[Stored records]
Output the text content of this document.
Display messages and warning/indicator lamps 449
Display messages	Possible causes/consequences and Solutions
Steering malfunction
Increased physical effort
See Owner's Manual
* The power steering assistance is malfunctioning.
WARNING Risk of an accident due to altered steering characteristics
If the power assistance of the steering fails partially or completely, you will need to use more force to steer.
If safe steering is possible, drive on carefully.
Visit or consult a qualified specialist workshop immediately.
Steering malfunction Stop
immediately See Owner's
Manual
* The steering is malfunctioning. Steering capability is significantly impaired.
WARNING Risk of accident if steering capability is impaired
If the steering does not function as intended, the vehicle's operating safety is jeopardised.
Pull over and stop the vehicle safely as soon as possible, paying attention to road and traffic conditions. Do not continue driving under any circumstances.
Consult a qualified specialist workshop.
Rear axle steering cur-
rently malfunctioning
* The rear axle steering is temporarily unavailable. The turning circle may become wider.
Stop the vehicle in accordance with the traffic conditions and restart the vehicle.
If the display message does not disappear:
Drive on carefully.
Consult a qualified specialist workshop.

What to do: All of the material above needs to be retyped word for word.

Output for this task:
Output the text content of this document.
Display messages and warning/indicator lamps 449
Display messages	Possible causes/consequences and Solutions
Steering malfunction
Increased physical effort
See Owner's Manual
* The power steering assistance is malfunctioning.
WARNING Risk of an accident due to altered steering characteristics
If the power assistance of the steering fails partially or completely, you will need to use more force to steer.
If safe steering is possible, drive on carefully.
Visit or consult a qualified specialist workshop immediately.
Steering malfunction Stop
immediately See Owner's
Manual
* The steering is malfunctioning. Steering capability is significantly impaired.
WARNING Risk of accident if steering capability is impaired
If the steering does not function as intended, the vehicle's operating safety is jeopardised.
Pull over and stop the vehicle safely as soon as possible, paying attention to road and traffic conditions. Do not continue driving under any circumstances.
Consult a qualified specialist workshop.
Rear axle steering cur-
rently malfunctioning
* The rear axle steering is temporarily unavailable. The turning circle may become wider.
Stop the vehicle in accordance with the traffic conditions and restart the vehicle.
If the display message does not disappear:
Drive on carefully.
Consult a qualified specialist workshop.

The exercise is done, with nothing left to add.